Find every line in the records below that holds the word "viewing" and copy it.

# # #

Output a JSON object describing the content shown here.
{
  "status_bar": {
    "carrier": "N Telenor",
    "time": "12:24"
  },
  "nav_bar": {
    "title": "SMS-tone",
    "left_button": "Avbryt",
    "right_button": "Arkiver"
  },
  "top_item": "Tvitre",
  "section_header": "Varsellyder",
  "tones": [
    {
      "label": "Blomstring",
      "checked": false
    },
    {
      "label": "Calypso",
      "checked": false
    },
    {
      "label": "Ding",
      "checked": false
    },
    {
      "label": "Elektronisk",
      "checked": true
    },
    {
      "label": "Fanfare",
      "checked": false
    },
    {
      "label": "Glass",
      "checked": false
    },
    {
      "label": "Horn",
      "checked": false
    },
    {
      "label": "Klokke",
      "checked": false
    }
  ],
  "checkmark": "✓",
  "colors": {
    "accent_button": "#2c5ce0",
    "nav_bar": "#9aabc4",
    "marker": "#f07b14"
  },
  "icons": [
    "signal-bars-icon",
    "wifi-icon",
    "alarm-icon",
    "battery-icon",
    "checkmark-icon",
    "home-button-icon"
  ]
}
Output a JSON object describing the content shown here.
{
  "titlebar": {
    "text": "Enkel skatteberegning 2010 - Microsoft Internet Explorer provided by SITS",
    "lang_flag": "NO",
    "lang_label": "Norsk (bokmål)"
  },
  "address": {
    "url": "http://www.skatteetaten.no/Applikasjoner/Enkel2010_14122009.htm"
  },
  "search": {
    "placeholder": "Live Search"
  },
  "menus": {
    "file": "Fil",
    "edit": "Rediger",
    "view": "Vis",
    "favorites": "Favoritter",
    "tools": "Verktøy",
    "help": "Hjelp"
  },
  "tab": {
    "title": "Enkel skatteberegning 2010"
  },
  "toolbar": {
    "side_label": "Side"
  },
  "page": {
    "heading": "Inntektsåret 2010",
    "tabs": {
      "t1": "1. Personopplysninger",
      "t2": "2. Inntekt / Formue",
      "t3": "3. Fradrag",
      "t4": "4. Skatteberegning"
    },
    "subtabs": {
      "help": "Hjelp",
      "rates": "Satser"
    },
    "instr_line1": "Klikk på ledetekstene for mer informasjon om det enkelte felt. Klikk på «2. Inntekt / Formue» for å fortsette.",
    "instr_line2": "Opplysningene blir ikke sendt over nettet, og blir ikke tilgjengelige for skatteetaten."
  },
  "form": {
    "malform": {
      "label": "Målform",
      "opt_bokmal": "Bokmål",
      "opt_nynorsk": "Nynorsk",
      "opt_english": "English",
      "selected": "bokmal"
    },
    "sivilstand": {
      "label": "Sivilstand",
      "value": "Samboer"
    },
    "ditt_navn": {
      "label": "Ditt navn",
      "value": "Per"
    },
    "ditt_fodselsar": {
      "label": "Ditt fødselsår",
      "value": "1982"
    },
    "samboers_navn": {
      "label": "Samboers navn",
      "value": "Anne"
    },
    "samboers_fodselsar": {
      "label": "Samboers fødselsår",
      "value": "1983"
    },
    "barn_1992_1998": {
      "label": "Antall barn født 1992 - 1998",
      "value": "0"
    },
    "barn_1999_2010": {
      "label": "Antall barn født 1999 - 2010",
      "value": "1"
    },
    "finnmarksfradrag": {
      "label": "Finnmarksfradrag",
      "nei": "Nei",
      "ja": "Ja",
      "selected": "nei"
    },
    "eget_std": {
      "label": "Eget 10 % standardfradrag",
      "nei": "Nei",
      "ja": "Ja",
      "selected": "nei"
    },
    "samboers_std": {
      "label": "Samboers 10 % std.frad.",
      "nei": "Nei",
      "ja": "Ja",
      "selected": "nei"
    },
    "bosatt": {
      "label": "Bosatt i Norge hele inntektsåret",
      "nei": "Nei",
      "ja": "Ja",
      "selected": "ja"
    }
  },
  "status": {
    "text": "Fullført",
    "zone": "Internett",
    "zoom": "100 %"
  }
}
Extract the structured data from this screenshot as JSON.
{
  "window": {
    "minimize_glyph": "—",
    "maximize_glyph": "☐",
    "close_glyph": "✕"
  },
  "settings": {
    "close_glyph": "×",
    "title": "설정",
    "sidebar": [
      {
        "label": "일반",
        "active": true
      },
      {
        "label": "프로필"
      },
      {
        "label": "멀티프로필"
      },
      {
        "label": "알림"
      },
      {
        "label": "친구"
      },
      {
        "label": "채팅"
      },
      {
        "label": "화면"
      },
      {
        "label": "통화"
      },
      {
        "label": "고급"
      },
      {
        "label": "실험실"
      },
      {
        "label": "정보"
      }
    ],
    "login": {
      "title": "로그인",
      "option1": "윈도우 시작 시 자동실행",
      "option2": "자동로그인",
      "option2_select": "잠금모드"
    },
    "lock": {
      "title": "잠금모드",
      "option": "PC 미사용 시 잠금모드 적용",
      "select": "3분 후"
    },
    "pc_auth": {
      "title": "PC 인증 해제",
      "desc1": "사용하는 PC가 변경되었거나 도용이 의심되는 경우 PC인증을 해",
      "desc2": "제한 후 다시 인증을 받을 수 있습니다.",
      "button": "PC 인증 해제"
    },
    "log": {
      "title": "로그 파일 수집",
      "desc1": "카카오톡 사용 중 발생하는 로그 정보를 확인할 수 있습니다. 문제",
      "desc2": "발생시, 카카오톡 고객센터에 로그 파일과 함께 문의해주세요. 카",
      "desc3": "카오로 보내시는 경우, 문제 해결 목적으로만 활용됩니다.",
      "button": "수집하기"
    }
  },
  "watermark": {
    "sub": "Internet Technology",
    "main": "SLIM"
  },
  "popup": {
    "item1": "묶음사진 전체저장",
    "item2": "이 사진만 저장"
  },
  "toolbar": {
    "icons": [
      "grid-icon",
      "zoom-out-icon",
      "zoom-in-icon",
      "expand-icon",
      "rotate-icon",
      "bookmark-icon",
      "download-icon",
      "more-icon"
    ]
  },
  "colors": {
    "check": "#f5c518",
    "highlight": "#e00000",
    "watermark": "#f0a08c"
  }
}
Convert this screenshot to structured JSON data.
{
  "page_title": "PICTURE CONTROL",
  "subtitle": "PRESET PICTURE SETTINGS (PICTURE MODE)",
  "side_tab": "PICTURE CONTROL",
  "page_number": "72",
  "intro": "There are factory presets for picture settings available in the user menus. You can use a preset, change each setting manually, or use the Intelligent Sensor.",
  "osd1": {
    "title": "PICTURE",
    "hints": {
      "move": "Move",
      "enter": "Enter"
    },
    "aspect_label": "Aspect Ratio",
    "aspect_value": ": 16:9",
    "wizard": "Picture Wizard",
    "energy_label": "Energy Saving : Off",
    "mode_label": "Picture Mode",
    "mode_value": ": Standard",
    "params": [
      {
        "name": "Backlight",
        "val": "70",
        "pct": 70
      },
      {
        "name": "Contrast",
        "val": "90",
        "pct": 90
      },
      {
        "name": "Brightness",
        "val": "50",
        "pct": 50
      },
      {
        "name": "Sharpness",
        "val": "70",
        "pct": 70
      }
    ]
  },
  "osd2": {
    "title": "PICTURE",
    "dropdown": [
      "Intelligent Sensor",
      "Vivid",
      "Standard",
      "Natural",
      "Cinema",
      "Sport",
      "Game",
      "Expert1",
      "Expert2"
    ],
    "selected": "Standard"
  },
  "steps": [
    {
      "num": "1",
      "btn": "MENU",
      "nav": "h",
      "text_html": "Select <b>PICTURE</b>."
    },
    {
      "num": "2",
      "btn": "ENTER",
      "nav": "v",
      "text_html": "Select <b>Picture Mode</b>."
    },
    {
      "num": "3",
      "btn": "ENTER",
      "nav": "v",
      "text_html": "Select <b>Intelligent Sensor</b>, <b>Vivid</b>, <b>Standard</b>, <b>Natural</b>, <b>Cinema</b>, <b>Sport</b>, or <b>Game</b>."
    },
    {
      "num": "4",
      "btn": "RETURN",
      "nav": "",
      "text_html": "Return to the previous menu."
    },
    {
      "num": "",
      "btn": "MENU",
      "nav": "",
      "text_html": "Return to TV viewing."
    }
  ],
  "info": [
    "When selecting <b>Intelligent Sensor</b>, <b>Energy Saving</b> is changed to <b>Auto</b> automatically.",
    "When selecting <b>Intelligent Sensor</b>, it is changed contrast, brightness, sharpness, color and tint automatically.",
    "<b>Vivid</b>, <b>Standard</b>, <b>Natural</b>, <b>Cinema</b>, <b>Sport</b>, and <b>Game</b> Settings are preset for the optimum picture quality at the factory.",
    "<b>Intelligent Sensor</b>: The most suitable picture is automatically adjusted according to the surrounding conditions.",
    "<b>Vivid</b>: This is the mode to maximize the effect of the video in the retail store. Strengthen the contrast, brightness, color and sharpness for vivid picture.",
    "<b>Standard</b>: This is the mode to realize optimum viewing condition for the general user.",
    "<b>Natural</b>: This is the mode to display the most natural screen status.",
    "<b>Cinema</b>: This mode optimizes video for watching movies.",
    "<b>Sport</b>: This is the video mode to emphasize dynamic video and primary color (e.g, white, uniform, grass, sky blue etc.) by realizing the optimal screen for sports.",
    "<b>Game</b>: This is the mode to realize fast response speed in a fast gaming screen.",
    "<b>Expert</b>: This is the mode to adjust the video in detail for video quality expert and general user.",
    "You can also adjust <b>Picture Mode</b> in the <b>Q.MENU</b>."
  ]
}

# # #

* TASK RESULT
      "text_html": "Return to TV viewing."
    "<b>Standard</b>: This is the mode to realize optimum viewing condition for the general user.",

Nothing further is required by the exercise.